◆ Given exercise: Answer with one number: the count of lines in this material that hold the word "JSON".

◆ Supplied material:
★ ★ ★ ★ ★

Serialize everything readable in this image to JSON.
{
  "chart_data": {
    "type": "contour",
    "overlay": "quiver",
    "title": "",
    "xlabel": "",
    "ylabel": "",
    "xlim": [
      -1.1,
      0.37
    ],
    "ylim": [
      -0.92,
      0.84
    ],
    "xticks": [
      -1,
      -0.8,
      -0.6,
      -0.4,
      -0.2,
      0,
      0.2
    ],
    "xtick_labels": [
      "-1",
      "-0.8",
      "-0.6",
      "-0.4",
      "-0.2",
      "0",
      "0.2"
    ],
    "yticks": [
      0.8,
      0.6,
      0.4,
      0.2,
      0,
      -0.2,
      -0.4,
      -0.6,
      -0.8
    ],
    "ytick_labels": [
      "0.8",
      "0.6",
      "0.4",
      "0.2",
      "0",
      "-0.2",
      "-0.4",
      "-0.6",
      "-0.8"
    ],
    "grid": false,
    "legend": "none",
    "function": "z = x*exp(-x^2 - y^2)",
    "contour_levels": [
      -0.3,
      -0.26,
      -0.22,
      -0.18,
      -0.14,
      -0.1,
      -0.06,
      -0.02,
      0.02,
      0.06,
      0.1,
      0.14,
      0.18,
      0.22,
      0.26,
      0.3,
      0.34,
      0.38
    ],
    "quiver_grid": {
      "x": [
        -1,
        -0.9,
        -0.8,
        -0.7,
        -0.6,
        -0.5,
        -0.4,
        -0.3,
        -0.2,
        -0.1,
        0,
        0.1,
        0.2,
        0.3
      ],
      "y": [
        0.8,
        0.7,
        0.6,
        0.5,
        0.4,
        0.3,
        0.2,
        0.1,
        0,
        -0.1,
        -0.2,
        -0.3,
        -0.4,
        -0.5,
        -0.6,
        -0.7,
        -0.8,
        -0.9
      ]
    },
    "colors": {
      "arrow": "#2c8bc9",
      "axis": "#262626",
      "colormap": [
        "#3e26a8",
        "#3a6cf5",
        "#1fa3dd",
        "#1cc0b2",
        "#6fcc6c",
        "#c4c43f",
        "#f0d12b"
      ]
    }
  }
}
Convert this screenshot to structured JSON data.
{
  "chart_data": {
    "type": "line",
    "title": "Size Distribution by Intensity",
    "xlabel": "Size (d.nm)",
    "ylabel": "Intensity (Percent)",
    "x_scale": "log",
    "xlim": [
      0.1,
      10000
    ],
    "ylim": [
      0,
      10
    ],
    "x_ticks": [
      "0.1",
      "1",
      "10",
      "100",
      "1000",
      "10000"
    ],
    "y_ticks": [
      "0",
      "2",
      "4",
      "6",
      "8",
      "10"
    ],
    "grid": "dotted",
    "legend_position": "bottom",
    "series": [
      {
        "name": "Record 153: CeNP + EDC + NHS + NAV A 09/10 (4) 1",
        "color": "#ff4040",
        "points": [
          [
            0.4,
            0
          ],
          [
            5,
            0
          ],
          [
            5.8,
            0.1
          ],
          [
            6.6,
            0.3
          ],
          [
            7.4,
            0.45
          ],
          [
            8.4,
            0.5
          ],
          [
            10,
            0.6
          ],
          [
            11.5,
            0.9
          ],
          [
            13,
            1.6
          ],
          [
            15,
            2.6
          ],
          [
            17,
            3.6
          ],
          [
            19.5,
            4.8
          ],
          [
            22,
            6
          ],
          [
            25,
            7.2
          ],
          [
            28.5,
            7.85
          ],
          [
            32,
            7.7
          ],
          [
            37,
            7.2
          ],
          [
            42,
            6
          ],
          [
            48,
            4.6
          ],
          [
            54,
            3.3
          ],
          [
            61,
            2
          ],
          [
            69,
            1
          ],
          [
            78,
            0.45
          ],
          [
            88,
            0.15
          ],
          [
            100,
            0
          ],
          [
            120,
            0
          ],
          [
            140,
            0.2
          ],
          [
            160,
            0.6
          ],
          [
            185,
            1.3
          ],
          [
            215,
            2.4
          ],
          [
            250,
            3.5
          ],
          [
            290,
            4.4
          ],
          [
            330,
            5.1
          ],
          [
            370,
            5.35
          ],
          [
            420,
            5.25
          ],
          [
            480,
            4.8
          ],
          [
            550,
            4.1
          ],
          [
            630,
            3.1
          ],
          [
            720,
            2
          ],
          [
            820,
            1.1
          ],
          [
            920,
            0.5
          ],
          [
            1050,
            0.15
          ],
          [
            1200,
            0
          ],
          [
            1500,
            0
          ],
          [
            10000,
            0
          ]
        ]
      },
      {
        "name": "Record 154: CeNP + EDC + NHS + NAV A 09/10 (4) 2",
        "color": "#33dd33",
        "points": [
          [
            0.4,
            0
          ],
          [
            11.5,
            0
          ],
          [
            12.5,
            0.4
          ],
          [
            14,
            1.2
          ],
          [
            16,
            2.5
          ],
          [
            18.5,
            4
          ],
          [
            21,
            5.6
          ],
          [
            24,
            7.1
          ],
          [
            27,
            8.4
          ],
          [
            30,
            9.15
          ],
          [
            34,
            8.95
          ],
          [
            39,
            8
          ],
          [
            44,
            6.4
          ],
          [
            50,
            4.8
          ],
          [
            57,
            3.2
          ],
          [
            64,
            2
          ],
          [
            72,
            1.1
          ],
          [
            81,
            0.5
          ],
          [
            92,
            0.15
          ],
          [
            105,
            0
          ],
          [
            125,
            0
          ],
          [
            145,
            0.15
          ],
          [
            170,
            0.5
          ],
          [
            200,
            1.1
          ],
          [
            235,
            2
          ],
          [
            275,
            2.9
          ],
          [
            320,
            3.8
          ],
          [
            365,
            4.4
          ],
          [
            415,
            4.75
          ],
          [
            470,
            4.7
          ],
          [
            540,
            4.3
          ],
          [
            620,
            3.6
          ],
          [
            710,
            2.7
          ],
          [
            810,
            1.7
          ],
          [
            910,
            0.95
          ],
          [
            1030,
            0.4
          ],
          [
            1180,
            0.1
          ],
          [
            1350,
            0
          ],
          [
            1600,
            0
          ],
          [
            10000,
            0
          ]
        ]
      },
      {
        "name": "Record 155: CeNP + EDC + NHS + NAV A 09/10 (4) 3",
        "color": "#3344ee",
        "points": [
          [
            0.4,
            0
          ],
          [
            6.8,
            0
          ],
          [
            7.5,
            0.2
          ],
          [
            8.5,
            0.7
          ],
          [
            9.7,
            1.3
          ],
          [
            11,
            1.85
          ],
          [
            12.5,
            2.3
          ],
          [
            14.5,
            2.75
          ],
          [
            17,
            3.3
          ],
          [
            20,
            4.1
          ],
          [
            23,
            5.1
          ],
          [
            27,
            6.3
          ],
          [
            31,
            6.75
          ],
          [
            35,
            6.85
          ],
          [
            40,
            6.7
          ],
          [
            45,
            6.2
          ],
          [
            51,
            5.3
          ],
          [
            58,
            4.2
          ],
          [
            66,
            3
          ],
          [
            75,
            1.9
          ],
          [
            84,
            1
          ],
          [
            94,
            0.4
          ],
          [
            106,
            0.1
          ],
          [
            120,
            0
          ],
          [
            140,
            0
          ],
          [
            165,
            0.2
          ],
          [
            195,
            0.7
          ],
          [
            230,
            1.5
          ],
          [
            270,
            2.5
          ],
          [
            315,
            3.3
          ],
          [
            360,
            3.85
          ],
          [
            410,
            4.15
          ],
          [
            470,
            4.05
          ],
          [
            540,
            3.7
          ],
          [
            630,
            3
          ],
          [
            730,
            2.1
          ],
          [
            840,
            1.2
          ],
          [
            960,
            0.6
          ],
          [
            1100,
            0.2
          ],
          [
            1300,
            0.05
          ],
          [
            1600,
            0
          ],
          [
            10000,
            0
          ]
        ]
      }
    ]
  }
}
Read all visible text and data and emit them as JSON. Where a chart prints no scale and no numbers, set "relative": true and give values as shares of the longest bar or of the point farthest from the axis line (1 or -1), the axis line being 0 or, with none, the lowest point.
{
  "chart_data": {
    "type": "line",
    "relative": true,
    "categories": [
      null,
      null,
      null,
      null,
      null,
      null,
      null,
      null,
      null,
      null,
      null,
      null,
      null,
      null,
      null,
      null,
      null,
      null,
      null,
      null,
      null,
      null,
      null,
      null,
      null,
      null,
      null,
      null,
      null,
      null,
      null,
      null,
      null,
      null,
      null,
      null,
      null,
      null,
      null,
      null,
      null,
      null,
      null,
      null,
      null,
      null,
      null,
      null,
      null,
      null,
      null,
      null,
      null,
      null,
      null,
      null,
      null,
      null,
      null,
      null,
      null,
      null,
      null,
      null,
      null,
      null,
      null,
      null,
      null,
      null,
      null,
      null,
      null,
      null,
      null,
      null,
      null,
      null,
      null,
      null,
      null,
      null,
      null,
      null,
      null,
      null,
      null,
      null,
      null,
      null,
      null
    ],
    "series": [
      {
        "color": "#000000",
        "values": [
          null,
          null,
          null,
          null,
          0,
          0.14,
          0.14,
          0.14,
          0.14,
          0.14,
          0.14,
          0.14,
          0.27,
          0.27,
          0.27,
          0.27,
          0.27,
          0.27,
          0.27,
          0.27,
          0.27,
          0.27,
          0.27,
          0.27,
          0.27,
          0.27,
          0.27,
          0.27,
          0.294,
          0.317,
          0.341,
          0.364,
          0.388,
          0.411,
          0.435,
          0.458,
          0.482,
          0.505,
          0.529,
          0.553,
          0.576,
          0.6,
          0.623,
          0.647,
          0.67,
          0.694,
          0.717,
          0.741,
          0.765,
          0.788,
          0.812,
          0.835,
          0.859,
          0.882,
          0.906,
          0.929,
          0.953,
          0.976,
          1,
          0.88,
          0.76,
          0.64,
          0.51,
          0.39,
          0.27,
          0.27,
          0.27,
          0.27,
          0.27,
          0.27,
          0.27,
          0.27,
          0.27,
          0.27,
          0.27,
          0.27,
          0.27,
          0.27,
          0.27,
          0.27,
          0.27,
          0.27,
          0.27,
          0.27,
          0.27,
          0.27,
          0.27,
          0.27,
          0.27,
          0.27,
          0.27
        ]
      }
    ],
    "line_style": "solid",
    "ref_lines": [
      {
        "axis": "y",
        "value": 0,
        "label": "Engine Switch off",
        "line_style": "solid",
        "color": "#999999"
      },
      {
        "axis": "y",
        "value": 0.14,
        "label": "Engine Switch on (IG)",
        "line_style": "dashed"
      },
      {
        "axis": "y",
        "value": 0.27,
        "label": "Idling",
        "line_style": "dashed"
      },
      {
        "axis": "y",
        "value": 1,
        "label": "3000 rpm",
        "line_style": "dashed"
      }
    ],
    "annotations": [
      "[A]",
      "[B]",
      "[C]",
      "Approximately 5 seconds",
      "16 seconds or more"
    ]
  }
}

★ ★ ★ ★ ★

◆ Solution: 3